● Task to complete: Please say how many lines of the listing hold "companies", with no other words in the answer.

● Extracted material:
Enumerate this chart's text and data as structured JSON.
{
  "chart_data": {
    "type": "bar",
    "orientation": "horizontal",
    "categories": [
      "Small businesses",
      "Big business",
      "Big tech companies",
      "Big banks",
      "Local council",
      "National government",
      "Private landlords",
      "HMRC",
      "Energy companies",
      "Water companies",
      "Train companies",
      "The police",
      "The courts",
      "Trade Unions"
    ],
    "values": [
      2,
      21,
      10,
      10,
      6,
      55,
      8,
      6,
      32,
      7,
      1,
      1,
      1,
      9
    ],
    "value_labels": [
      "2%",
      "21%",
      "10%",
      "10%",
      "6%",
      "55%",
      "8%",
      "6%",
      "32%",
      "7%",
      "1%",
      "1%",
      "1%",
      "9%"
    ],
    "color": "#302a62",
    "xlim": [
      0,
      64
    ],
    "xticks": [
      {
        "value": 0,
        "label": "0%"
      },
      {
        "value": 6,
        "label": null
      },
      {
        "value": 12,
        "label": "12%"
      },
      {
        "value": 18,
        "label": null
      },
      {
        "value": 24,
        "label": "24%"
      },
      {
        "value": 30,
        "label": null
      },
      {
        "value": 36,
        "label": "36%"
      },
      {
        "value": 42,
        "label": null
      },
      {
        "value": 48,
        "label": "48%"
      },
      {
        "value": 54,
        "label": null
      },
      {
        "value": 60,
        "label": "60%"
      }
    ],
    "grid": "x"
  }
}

● Response to this exercise: 4